# What is required
Look through the records below and collect all lines that hold the string "from".

Data entries

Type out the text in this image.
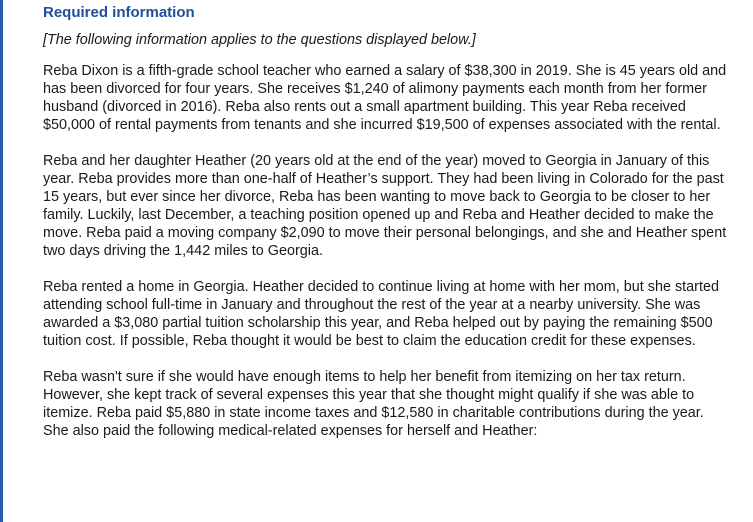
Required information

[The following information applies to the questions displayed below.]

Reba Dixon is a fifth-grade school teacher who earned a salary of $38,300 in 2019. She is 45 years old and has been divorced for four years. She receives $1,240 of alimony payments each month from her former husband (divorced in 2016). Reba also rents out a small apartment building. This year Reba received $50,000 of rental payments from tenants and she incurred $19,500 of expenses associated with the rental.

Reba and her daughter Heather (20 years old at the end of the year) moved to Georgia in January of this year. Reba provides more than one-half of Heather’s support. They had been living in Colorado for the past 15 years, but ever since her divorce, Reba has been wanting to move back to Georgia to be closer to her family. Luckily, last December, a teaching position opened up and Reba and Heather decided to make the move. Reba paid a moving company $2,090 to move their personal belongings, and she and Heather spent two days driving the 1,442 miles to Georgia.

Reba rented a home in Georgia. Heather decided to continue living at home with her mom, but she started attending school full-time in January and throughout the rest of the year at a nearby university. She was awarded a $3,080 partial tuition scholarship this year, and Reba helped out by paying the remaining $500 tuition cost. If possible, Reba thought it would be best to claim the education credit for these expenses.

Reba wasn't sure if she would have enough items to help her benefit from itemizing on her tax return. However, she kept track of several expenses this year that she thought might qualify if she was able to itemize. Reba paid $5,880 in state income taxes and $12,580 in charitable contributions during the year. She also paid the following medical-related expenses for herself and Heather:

# Solved problem
Reba Dixon is a fifth-grade school teacher who earned a salary of $38,300 in 2019. She is 45 years old and has been divorced for four years. She receives $1,240 of alimony payments each month from her former husband (divorced in 2016). Reba also rents out a small apartment building. This year Reba received $50,000 of rental payments from tenants and she incurred $19,500 of expenses associated with the rental.
Reba wasn't sure if she would have enough items to help her benefit from itemizing on her tax return. However, she kept track of several expenses this year that she thought might qualify if she was able to itemize. Reba paid $5,880 in state income taxes and $12,580 in charitable contributions during the year. She also paid the following medical-related expenses for herself and Heather:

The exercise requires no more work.